— Texto para leitura —
Os telespectadores do "Jornal Nacional" do dia 18 de julho passaram vários minutos a presenciar a destruição do Leblon. Um símbolo da beleza material do Rio de Janeiro se tornava um amontoado de vidros quebrados e entulho. Uma turba andrajosa, seminua e mascarada, provavelmente oriunda das favelas, disseminava focos de incêndio e quebrava raivosamente as portas comerciais. Uma terra arrasada resultou desse "protesto" tresloucado. As autoridades entrevistadas não tiveram dúvidas em capitular às escancaras e aos montes os crimes praticados: dano, furto, periclitação da vida, formação de quadrilha etc, etc. Lamentável a ira dos despossuídos de dinheiro, educação e o mínimo sentido de respeito ético ao patrimônio privado e público.

É comezinho que, em direito penal, não há compensação de culpas. Não é como o direito civil, em que obrigações contrárias, da mesma espécie, se extinguem até onde se compensam. Porém, o povo deve pensar politicamente, o que significa para além das balizas estreitas do direito.

— Material fornecido —

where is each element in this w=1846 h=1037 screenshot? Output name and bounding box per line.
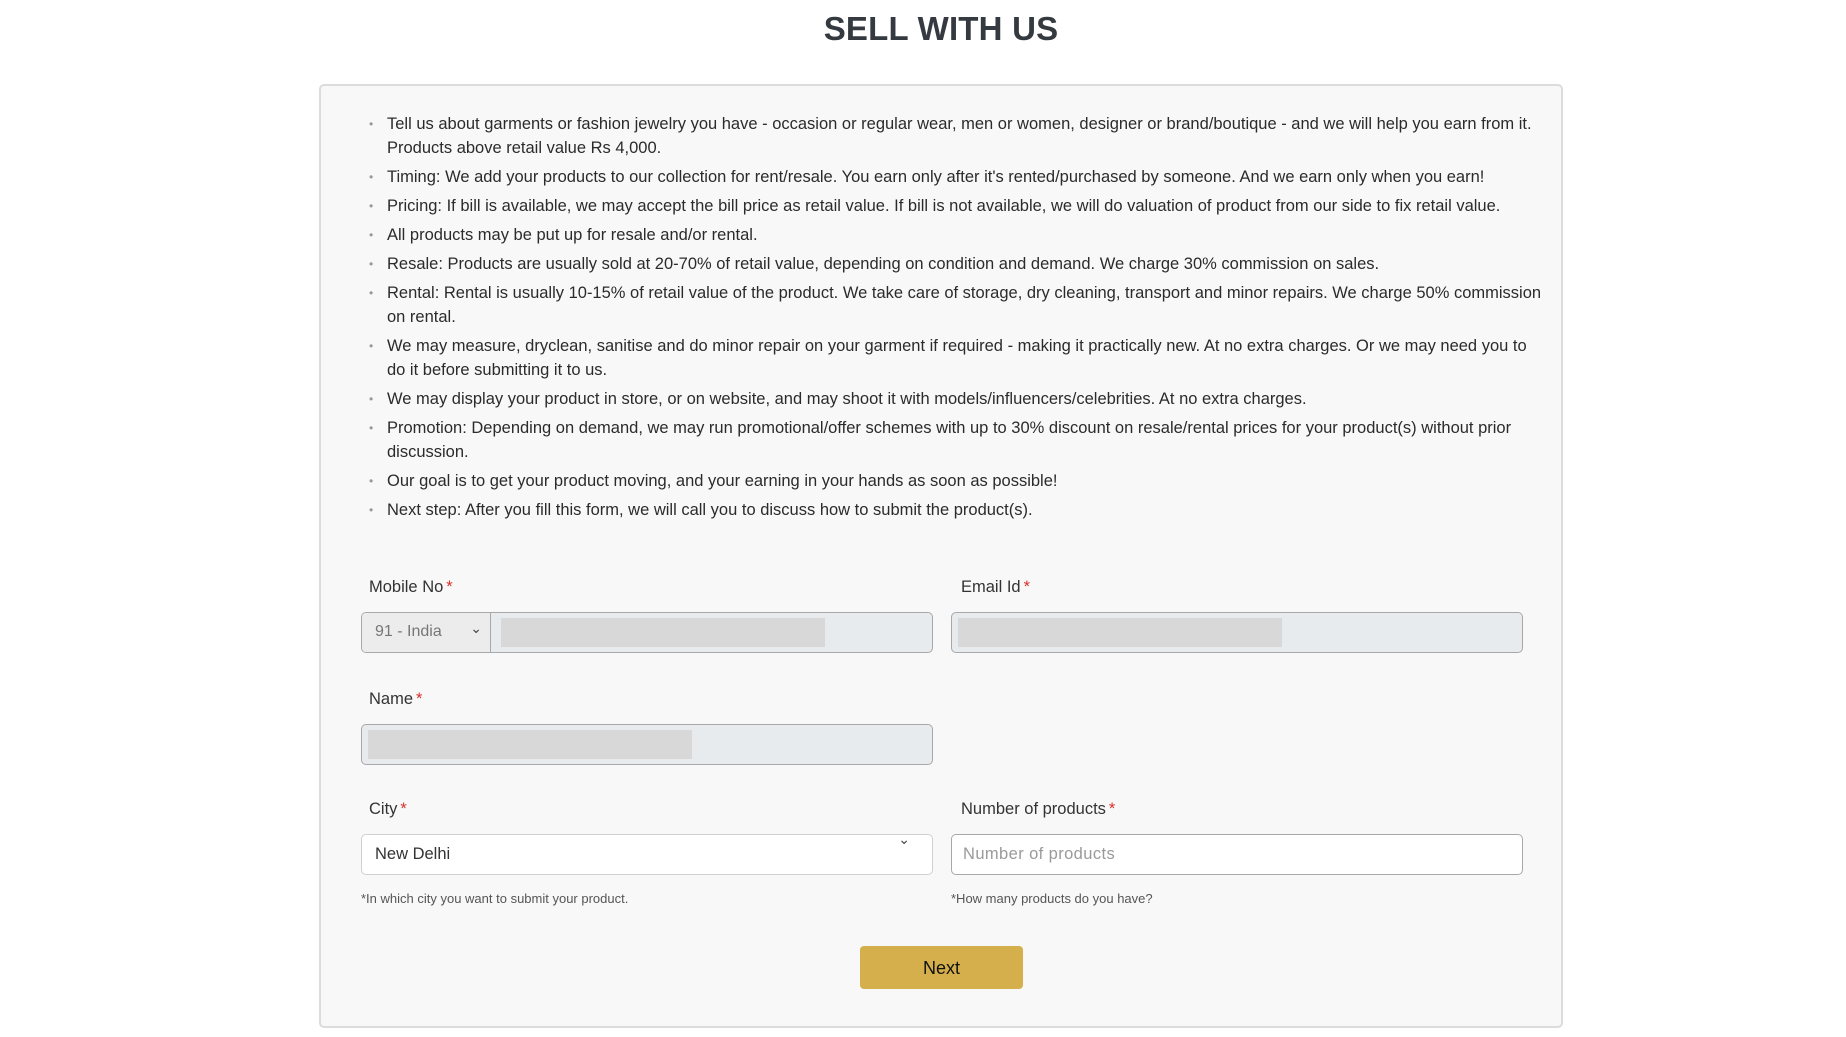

— Tarefas —
a: Passe para o inglês esta frase do texto sobre o Leblon: "É comezinho que, em direito penal, não há compensação de culpas."
b: Segundo o texto sobre o Leblon, em que dia o "Jornal Nacional" mostrou a destruição do bairro?
Não é preciso usar as linhas para nada.

— Respostas —
a: It is commonplace that, in criminal law, there is no offsetting of faults.

b: No dia 18 de julho.